***** INFORMATION PROVIDED
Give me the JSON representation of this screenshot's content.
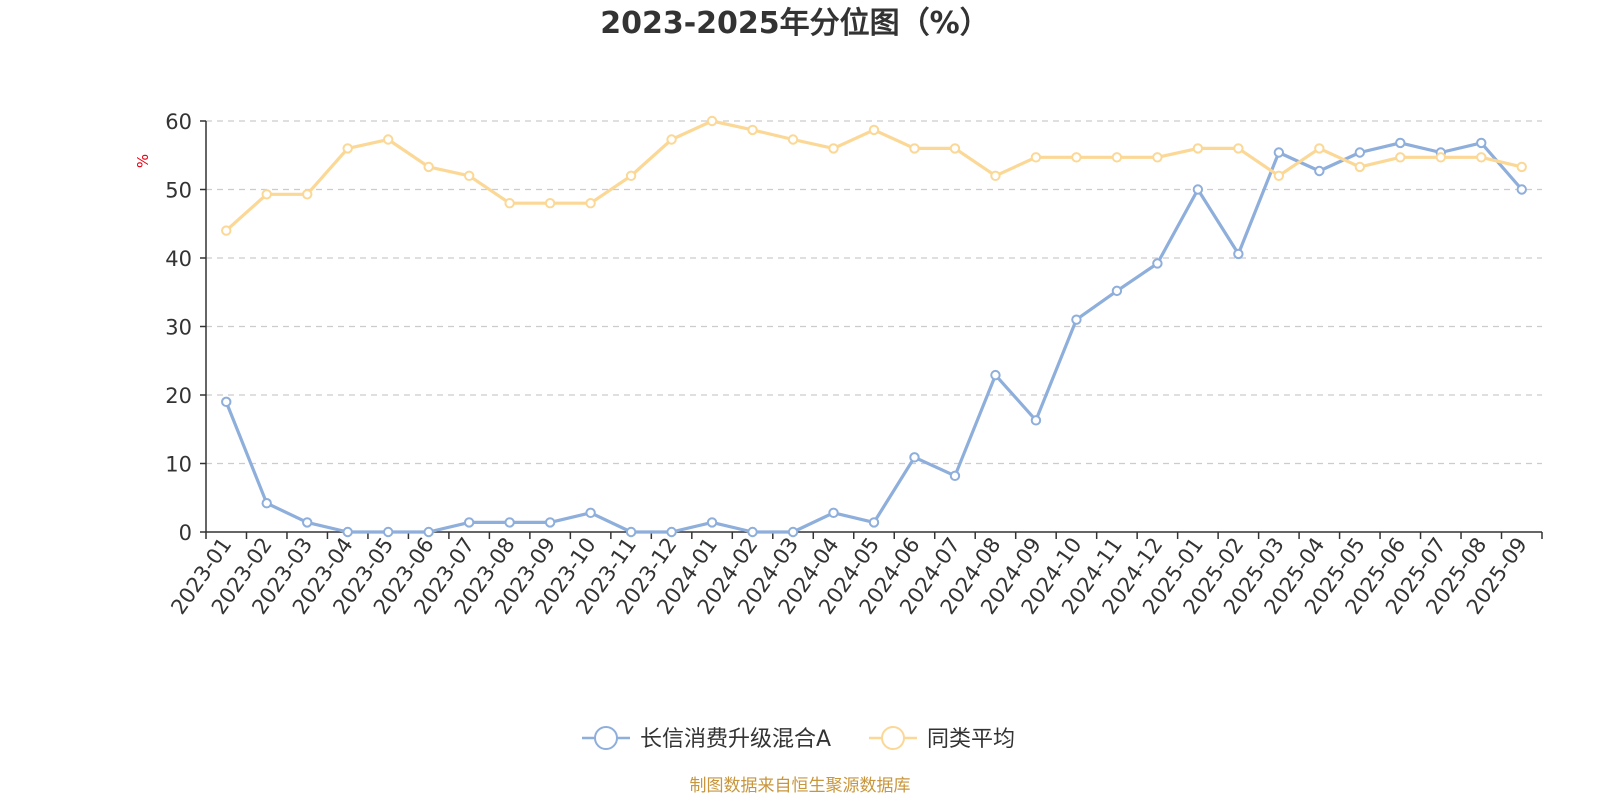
{
  "chart_data": {
    "type": "line",
    "title": "2023-2025年分位图（%）",
    "ylabel": "%",
    "ylim": [
      0,
      60
    ],
    "yticks": [
      0,
      10,
      20,
      30,
      40,
      50,
      60
    ],
    "grid": true,
    "legend_position": "bottom",
    "categories": [
      "2023-01",
      "2023-02",
      "2023-03",
      "2023-04",
      "2023-05",
      "2023-06",
      "2023-07",
      "2023-08",
      "2023-09",
      "2023-10",
      "2023-11",
      "2023-12",
      "2024-01",
      "2024-02",
      "2024-03",
      "2024-04",
      "2024-05",
      "2024-06",
      "2024-07",
      "2024-08",
      "2024-09",
      "2024-10",
      "2024-11",
      "2024-12",
      "2025-01",
      "2025-02",
      "2025-03",
      "2025-04",
      "2025-05",
      "2025-06",
      "2025-07",
      "2025-08",
      "2025-09"
    ],
    "series": [
      {
        "name": "长信消费升级混合A",
        "color": "#8eaedb",
        "values": [
          19,
          4.2,
          1.4,
          0,
          0,
          0,
          1.4,
          1.4,
          1.4,
          2.8,
          0,
          0,
          1.4,
          0,
          0,
          2.8,
          1.4,
          10.9,
          8.2,
          22.9,
          16.3,
          31,
          35.2,
          39.2,
          50,
          40.6,
          55.4,
          52.7,
          55.4,
          56.8,
          55.4,
          56.8,
          50
        ]
      },
      {
        "name": "同类平均",
        "color": "#fbd896",
        "values": [
          44,
          49.3,
          49.3,
          56,
          57.3,
          53.3,
          52,
          48,
          48,
          48,
          52,
          57.3,
          60,
          58.7,
          57.3,
          56,
          58.7,
          56,
          56,
          52,
          54.7,
          54.7,
          54.7,
          54.7,
          56,
          56,
          52,
          56,
          53.3,
          54.7,
          54.7,
          54.7,
          53.3
        ]
      }
    ],
    "source_note": "制图数据来自恒生聚源数据库"
  }
}
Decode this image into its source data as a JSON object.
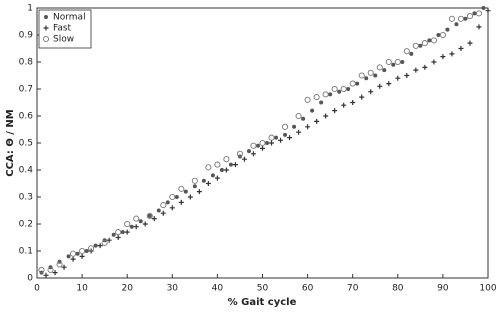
{
  "chart_data": {
    "type": "scatter",
    "xlabel": "% Gait cycle",
    "ylabel": "CCA: Θ / NM",
    "xlim": [
      0,
      100
    ],
    "ylim": [
      0,
      1
    ],
    "xticks": [
      0,
      10,
      20,
      30,
      40,
      50,
      60,
      70,
      80,
      90,
      100
    ],
    "yticks": [
      0,
      0.1,
      0.2,
      0.3,
      0.4,
      0.5,
      0.6,
      0.7,
      0.8,
      0.9,
      1
    ],
    "legend": "top-left",
    "series": [
      {
        "name": "Normal",
        "color": "#555555",
        "marker": "dot",
        "x": [
          1,
          3,
          5,
          7,
          9,
          11,
          13,
          15,
          17,
          19,
          21,
          23,
          25,
          27,
          29,
          31,
          33,
          35,
          37,
          39,
          41,
          43,
          45,
          47,
          49,
          51,
          53,
          55,
          57,
          59,
          61,
          63,
          65,
          67,
          69,
          71,
          73,
          75,
          77,
          79,
          81,
          83,
          85,
          87,
          89,
          91,
          93,
          95,
          97,
          99
        ],
        "values": [
          0.02,
          0.04,
          0.06,
          0.08,
          0.09,
          0.1,
          0.12,
          0.14,
          0.16,
          0.17,
          0.19,
          0.21,
          0.23,
          0.25,
          0.28,
          0.3,
          0.32,
          0.34,
          0.36,
          0.38,
          0.4,
          0.42,
          0.45,
          0.47,
          0.49,
          0.5,
          0.52,
          0.53,
          0.56,
          0.59,
          0.62,
          0.65,
          0.68,
          0.69,
          0.7,
          0.72,
          0.74,
          0.75,
          0.77,
          0.79,
          0.8,
          0.83,
          0.86,
          0.88,
          0.9,
          0.92,
          0.94,
          0.96,
          0.98,
          1.0
        ]
      },
      {
        "name": "Fast",
        "color": "#333333",
        "marker": "plus",
        "x": [
          2,
          4,
          6,
          8,
          10,
          12,
          14,
          16,
          18,
          20,
          22,
          24,
          26,
          28,
          30,
          32,
          34,
          36,
          38,
          40,
          42,
          44,
          46,
          48,
          50,
          52,
          54,
          56,
          58,
          60,
          62,
          64,
          66,
          68,
          70,
          72,
          74,
          76,
          78,
          80,
          82,
          84,
          86,
          88,
          90,
          92,
          94,
          96,
          98,
          100
        ],
        "values": [
          0.01,
          0.02,
          0.04,
          0.07,
          0.08,
          0.1,
          0.12,
          0.14,
          0.15,
          0.17,
          0.19,
          0.2,
          0.22,
          0.24,
          0.26,
          0.28,
          0.3,
          0.32,
          0.35,
          0.37,
          0.4,
          0.42,
          0.44,
          0.46,
          0.48,
          0.5,
          0.51,
          0.52,
          0.54,
          0.56,
          0.58,
          0.6,
          0.62,
          0.64,
          0.65,
          0.67,
          0.69,
          0.71,
          0.72,
          0.74,
          0.75,
          0.77,
          0.78,
          0.8,
          0.82,
          0.83,
          0.85,
          0.87,
          0.93,
          0.99
        ]
      },
      {
        "name": "Slow",
        "color": "#777777",
        "marker": "circle",
        "x": [
          1,
          3,
          5,
          8,
          10,
          12,
          15,
          18,
          20,
          22,
          25,
          28,
          30,
          32,
          35,
          38,
          40,
          42,
          45,
          48,
          50,
          52,
          55,
          58,
          60,
          62,
          64,
          66,
          68,
          70,
          72,
          74,
          76,
          78,
          80,
          82,
          84,
          86,
          88,
          90,
          92,
          94,
          96,
          98
        ],
        "values": [
          0.03,
          0.03,
          0.05,
          0.09,
          0.1,
          0.11,
          0.13,
          0.17,
          0.2,
          0.22,
          0.23,
          0.27,
          0.3,
          0.33,
          0.36,
          0.41,
          0.42,
          0.44,
          0.46,
          0.49,
          0.5,
          0.52,
          0.56,
          0.6,
          0.66,
          0.67,
          0.68,
          0.7,
          0.7,
          0.72,
          0.75,
          0.76,
          0.78,
          0.8,
          0.8,
          0.84,
          0.86,
          0.87,
          0.88,
          0.9,
          0.96,
          0.96,
          0.97,
          0.98
        ]
      }
    ]
  }
}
**********
Working from the listing above, pick out every line that has "this" and copy it.

**TASK ANSWER:**
Give me the JSON representation of this screenshot's content.
Decode this image into its source data as a JSON object.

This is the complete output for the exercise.